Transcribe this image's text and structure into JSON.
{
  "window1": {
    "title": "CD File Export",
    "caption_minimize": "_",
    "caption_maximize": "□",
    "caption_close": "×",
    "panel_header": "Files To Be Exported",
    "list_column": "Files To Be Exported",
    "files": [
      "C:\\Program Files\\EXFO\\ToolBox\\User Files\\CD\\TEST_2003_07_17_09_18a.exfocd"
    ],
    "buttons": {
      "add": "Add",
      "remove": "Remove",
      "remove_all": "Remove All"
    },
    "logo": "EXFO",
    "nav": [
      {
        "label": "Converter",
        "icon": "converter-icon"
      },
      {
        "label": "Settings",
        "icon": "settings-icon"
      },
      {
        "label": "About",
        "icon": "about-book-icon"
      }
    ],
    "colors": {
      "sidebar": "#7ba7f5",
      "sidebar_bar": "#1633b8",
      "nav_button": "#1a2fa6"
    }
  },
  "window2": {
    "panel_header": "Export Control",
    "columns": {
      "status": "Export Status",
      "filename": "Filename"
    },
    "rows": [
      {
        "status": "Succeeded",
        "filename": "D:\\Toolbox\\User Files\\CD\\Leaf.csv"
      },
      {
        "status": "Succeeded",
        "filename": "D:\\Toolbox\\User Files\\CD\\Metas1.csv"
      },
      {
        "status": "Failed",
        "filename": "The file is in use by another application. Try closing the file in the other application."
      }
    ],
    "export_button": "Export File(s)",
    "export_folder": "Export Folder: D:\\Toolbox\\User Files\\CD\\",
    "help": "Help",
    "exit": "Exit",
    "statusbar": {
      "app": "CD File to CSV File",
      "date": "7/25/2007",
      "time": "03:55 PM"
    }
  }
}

==========

◆ **THE PROBLEM**: Read the entries and pick out all lines that include the word "Exported".

◆ **RESPONSE BELOW**:
    "panel_header": "Files To Be Exported",
    "list_column": "Files To Be Exported",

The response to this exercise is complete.